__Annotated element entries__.
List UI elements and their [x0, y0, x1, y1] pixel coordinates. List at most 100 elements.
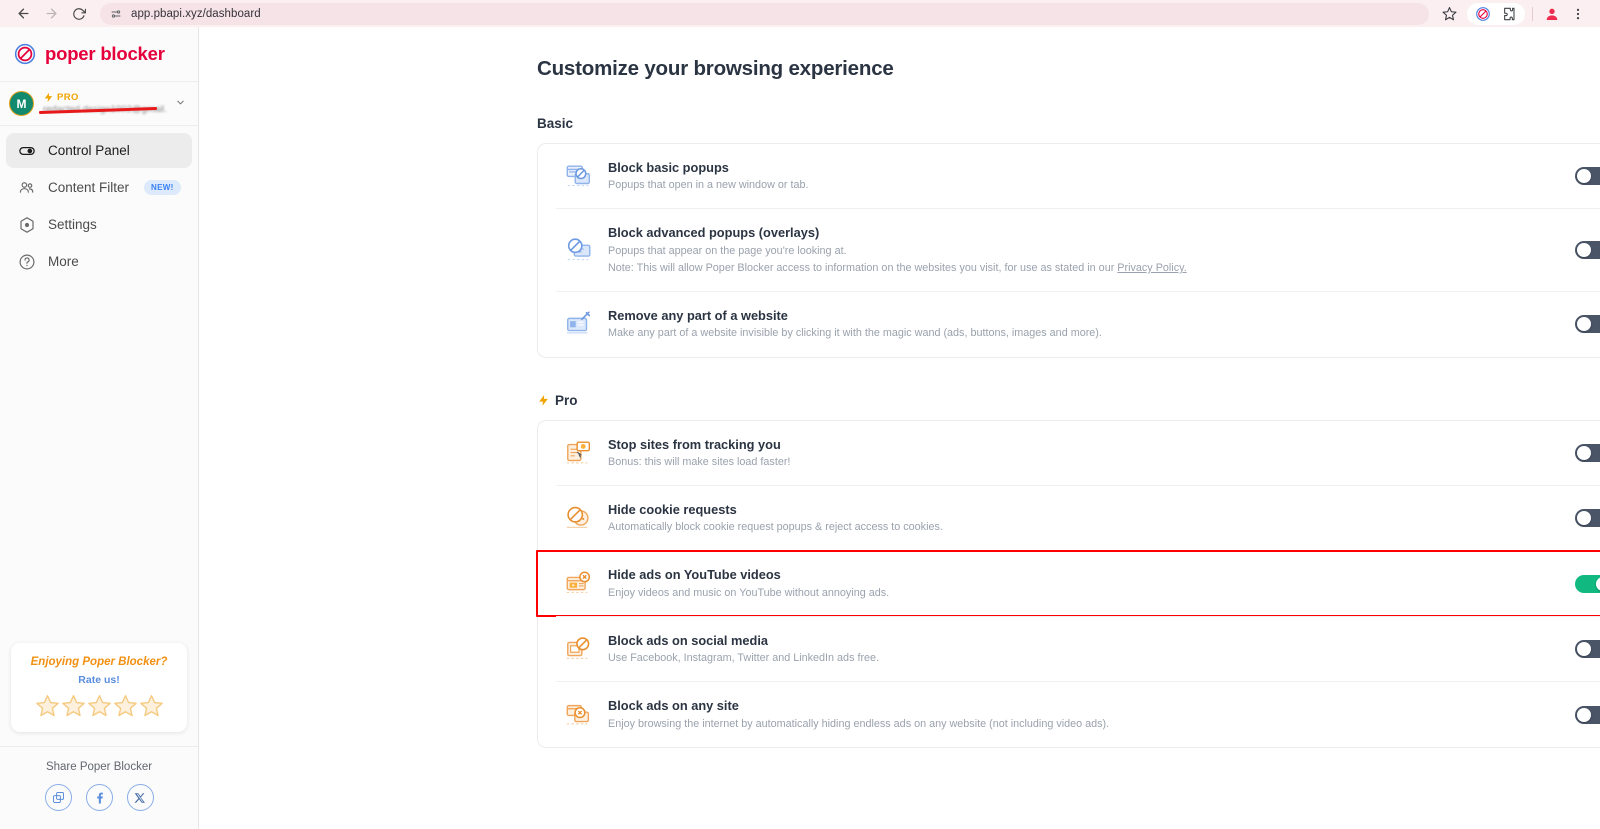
forward-arrow-icon	[46, 8, 56, 19]
toggle-remove-part-of-website[interactable]	[1575, 315, 1600, 334]
site-settings-icon[interactable]	[110, 8, 122, 20]
facebook-icon	[96, 792, 103, 804]
setting-description: Make any part of a website invisible by …	[608, 327, 1102, 340]
reload-icon	[73, 7, 86, 20]
share-label: Share Poper Blocker	[45, 761, 153, 773]
overlay-blocked-icon	[562, 235, 596, 265]
rate-card-title: Enjoying Poper Blocker?	[30, 656, 168, 668]
toggle-switch-icon	[17, 142, 36, 160]
extension-pill	[1467, 2, 1525, 25]
toggle-hide-youtube-ads[interactable]	[1575, 574, 1600, 593]
star-rating[interactable]	[19, 693, 179, 718]
address-bar[interactable]: app.pbapi.xyz/dashboard	[100, 2, 1429, 25]
lightning-bolt-icon	[539, 394, 548, 406]
people-group-icon	[17, 179, 36, 197]
setting-text: Block advanced popups (overlays) Popups …	[608, 224, 1575, 276]
browser-toolbar: app.pbapi.xyz/dashboard	[0, 0, 1600, 27]
star-outline-icon[interactable]	[139, 693, 164, 718]
back-button[interactable]	[10, 3, 36, 25]
setting-text: Remove any part of a website Make any pa…	[608, 307, 1575, 341]
setting-row-block-basic-popups[interactable]: Block basic popups Popups that open in a…	[556, 144, 1600, 208]
setting-title: Block advanced popups (overlays)	[608, 225, 820, 241]
browser-menu-button[interactable]	[1566, 3, 1590, 25]
chevron-down-icon[interactable]	[175, 97, 186, 111]
setting-title: Stop sites from tracking you	[608, 436, 781, 452]
setting-row-hide-youtube-ads[interactable]: Hide ads on YouTube videos Enjoy videos …	[536, 550, 1600, 617]
three-dot-menu-icon	[1576, 8, 1580, 19]
setting-row-block-advanced-popups[interactable]: Block advanced popups (overlays) Popups …	[556, 208, 1600, 291]
no-entry-logo-icon	[14, 43, 36, 65]
toggle-block-ads-any-site[interactable]	[1575, 705, 1600, 724]
account-switcher[interactable]: M PRO redacted.design1002@gmail.com	[0, 82, 198, 126]
share-facebook-button[interactable]	[85, 784, 113, 811]
toolbar-actions	[1437, 2, 1590, 25]
brand-name: poper blocker	[45, 43, 165, 64]
setting-note-text: Note: This will allow Poper Blocker acce…	[608, 261, 1118, 274]
sidebar-item-content-filter[interactable]: Content Filter NEW!	[6, 170, 192, 205]
setting-row-remove-part-of-website[interactable]: Remove any part of a website Make any pa…	[556, 291, 1600, 356]
setting-text: Hide cookie requests Automatically block…	[608, 501, 1575, 535]
setting-description: Popups that open in a new window or tab.	[608, 179, 809, 192]
setting-description: Bonus: this will make sites load faster!	[608, 455, 791, 468]
sidebar-item-settings[interactable]: Settings	[6, 207, 192, 242]
star-outline-icon[interactable]	[35, 693, 60, 718]
setting-title: Hide ads on YouTube videos	[608, 567, 781, 583]
setting-text: Stop sites from tracking you Bonus: this…	[608, 436, 1575, 470]
account-info: PRO redacted.design1002@gmail.com	[38, 92, 166, 115]
magic-wand-website-icon	[562, 309, 596, 339]
any-site-ad-blocked-icon	[562, 700, 596, 730]
setting-row-block-ads-any-site[interactable]: Block ads on any site Enjoy browsing the…	[556, 681, 1600, 746]
social-ad-blocked-icon	[562, 634, 596, 664]
gear-hex-icon	[17, 216, 36, 234]
avatar: M	[9, 91, 34, 116]
share-x-button[interactable]	[126, 784, 154, 811]
star-outline-icon[interactable]	[113, 693, 138, 718]
extensions-puzzle-icon	[1504, 7, 1515, 20]
sidebar-item-label: Settings	[48, 217, 97, 232]
setting-text: Hide ads on YouTube videos Enjoy videos …	[608, 566, 1575, 600]
privacy-policy-link[interactable]: Privacy Policy.	[1117, 262, 1186, 274]
sidebar-item-control-panel[interactable]: Control Panel	[6, 133, 192, 168]
toggle-block-social-ads[interactable]	[1575, 640, 1600, 659]
section-heading-basic: Basic	[537, 116, 1600, 131]
sidebar-item-more[interactable]: More	[6, 244, 192, 279]
setting-note: Note: This will allow Poper Blocker acce…	[608, 260, 1575, 276]
reload-button[interactable]	[66, 3, 92, 25]
bookmark-button[interactable]	[1437, 3, 1461, 25]
setting-row-stop-tracking[interactable]: Stop sites from tracking you Bonus: this…	[556, 421, 1600, 485]
profile-avatar-icon	[1546, 8, 1558, 20]
brand-header[interactable]: poper blocker	[0, 27, 198, 82]
profile-button[interactable]	[1540, 3, 1564, 25]
setting-title: Block ads on social media	[608, 632, 769, 648]
app-root: poper blocker M PRO redacted.design1002@…	[0, 27, 1600, 829]
star-outline-icon[interactable]	[87, 693, 112, 718]
setting-description: Enjoy videos and music on YouTube withou…	[608, 586, 890, 599]
star-outline-icon[interactable]	[61, 693, 86, 718]
toggle-hide-cookie-requests[interactable]	[1575, 509, 1600, 528]
setting-title: Hide cookie requests	[608, 502, 737, 517]
cookie-blocked-icon	[562, 503, 596, 533]
share-copy-button[interactable]	[44, 784, 72, 811]
toggle-block-advanced-popups[interactable]	[1575, 241, 1600, 260]
star-icon	[1442, 7, 1456, 21]
sidebar-item-label: Control Panel	[48, 143, 130, 158]
share-section: Share Poper Blocker	[0, 746, 198, 829]
forward-button[interactable]	[38, 3, 64, 25]
extensions-button[interactable]	[1497, 3, 1521, 25]
poper-blocker-extension-button[interactable]	[1471, 3, 1495, 25]
section-heading-pro: Pro	[537, 393, 1600, 408]
back-arrow-icon	[18, 8, 28, 19]
setting-description: Automatically block cookie request popup…	[608, 521, 943, 534]
setting-row-hide-cookie-requests[interactable]: Hide cookie requests Automatically block…	[556, 485, 1600, 550]
tracking-shield-icon	[562, 438, 596, 468]
main-content: Customize your browsing experience Basic	[199, 27, 1600, 829]
toggle-block-basic-popups[interactable]	[1575, 167, 1600, 186]
poper-blocker-extension-icon	[1476, 6, 1490, 21]
setting-row-block-social-ads[interactable]: Block ads on social media Use Facebook, …	[556, 615, 1600, 681]
new-badge: NEW!	[144, 180, 181, 195]
setting-title: Remove any part of a website	[608, 308, 788, 324]
sidebar-footer: Enjoying Poper Blocker? Rate us! Share P…	[0, 643, 198, 829]
page-title: Customize your browsing experience	[537, 57, 894, 80]
rate-card-subtitle[interactable]: Rate us!	[19, 674, 179, 686]
toggle-stop-tracking[interactable]	[1575, 443, 1600, 462]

__Exercise requirements__.
Show every line of the records that contains the string "browser", matching case exactly.

__Response to this task__.
browser-toolbar: app.pbapi.xyz/dashboard	[0, 0, 1600, 27]
browser-menu-button[interactable]	[1566, 3, 1590, 25]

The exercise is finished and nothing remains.